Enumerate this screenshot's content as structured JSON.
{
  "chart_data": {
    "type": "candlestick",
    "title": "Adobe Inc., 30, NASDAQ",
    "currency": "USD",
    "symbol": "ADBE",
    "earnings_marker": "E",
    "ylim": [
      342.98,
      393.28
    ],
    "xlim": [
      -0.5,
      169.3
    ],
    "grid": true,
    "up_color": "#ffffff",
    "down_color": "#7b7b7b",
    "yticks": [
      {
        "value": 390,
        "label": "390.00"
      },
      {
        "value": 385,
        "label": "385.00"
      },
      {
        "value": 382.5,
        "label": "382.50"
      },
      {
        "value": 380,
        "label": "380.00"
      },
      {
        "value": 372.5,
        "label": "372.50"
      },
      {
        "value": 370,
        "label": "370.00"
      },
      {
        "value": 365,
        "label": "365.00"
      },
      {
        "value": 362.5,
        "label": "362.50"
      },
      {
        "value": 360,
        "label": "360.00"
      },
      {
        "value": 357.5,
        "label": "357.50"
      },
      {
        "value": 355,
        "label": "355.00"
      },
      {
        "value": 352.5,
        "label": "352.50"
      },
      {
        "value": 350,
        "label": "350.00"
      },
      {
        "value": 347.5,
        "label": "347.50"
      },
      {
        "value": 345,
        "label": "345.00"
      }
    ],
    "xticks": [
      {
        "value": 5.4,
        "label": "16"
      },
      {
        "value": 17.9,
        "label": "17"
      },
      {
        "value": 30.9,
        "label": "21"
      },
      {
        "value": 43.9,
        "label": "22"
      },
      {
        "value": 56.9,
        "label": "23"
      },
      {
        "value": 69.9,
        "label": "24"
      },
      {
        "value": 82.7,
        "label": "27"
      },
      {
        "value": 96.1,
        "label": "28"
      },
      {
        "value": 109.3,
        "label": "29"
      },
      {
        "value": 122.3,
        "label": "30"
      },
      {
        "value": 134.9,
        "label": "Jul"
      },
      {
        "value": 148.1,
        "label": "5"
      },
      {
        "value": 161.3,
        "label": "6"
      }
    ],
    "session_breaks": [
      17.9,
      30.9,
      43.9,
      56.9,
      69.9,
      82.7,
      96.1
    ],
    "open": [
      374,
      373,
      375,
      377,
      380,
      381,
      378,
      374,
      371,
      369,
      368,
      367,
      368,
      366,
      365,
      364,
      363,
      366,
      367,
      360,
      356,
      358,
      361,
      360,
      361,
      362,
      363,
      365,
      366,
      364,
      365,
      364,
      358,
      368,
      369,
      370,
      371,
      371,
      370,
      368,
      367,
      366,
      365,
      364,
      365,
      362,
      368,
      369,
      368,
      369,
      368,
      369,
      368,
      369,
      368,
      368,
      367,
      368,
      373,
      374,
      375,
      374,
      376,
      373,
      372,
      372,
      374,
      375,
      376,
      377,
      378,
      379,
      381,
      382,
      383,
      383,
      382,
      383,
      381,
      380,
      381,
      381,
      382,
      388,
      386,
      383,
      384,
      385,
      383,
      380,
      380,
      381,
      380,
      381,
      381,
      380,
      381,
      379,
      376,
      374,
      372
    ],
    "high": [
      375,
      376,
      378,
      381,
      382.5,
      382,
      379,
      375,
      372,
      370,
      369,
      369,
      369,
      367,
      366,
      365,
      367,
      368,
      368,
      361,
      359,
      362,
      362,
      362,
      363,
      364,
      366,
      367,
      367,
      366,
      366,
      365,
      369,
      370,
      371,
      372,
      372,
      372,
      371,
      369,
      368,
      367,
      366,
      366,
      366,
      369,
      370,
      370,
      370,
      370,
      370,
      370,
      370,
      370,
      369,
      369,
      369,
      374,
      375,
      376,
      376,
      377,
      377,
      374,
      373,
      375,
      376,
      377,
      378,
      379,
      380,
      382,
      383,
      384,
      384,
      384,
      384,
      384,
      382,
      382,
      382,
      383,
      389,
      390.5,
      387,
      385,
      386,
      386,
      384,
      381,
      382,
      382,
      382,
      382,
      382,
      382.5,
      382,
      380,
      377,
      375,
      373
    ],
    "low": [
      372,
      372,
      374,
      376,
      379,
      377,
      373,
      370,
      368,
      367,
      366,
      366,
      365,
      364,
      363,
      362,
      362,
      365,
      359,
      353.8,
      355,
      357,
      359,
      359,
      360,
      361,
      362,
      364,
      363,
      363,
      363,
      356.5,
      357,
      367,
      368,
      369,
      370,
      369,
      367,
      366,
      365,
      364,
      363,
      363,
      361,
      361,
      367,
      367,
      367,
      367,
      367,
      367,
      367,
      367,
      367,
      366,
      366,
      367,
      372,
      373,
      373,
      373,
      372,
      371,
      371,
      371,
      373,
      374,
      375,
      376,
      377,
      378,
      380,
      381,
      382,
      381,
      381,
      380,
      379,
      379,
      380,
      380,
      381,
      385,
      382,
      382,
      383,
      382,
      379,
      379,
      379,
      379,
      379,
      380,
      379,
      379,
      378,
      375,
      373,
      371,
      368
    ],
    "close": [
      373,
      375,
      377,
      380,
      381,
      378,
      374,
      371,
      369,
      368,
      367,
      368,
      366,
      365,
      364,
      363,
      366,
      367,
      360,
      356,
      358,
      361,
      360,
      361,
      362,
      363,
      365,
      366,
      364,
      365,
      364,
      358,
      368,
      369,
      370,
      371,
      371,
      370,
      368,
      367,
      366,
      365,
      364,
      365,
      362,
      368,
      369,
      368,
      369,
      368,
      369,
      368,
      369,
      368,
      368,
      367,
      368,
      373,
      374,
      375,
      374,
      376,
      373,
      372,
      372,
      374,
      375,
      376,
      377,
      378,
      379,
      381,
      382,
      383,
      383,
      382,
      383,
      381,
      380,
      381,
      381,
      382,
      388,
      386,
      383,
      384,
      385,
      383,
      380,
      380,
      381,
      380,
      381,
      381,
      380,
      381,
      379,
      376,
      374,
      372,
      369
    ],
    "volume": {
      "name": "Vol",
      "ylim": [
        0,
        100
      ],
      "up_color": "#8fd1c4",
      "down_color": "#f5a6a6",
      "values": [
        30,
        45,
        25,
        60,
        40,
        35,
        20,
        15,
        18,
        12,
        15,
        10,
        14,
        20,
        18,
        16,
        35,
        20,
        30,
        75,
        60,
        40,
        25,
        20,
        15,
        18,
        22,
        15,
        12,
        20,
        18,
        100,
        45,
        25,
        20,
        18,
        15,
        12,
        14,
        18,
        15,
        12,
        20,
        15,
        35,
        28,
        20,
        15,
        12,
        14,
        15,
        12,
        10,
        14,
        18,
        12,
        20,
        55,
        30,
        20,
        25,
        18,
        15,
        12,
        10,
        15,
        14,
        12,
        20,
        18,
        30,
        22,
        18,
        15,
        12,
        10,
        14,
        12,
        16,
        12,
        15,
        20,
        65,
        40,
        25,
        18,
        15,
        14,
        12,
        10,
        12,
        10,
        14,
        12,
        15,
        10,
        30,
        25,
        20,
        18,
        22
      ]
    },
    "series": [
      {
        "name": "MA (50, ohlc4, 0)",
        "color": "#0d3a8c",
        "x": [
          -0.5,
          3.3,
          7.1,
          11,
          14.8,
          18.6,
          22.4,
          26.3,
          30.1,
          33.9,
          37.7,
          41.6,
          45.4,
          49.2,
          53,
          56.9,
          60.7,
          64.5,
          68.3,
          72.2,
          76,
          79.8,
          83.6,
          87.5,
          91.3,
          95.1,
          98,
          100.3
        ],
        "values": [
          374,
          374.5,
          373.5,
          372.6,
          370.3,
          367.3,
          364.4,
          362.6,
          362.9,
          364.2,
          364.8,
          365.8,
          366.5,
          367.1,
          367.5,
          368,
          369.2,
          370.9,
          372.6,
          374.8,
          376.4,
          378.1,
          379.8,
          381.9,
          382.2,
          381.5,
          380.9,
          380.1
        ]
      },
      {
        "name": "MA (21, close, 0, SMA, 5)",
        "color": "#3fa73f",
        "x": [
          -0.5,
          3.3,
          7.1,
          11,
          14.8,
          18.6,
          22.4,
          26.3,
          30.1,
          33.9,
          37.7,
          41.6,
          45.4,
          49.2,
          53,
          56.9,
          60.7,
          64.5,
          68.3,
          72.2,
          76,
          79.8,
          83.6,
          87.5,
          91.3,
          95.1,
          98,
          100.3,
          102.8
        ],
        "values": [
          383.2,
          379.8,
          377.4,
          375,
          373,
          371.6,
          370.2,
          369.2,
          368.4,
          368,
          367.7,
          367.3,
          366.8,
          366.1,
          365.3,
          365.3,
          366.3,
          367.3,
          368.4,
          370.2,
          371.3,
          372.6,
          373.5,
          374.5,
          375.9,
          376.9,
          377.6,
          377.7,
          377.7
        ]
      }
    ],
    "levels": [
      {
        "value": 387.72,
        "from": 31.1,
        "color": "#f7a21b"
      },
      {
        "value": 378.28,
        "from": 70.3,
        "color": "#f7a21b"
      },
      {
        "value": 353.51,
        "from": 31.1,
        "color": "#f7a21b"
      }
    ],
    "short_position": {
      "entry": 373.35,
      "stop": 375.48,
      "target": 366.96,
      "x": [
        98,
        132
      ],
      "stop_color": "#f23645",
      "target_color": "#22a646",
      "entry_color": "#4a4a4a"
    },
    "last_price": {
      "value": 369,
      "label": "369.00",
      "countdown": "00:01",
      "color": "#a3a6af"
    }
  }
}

---------------

# WHAT YOU SHOULD DO
Determine the number of lines in these entries that contain the word "name", and write only that number.

# REPLY TO THE EXERCISE
3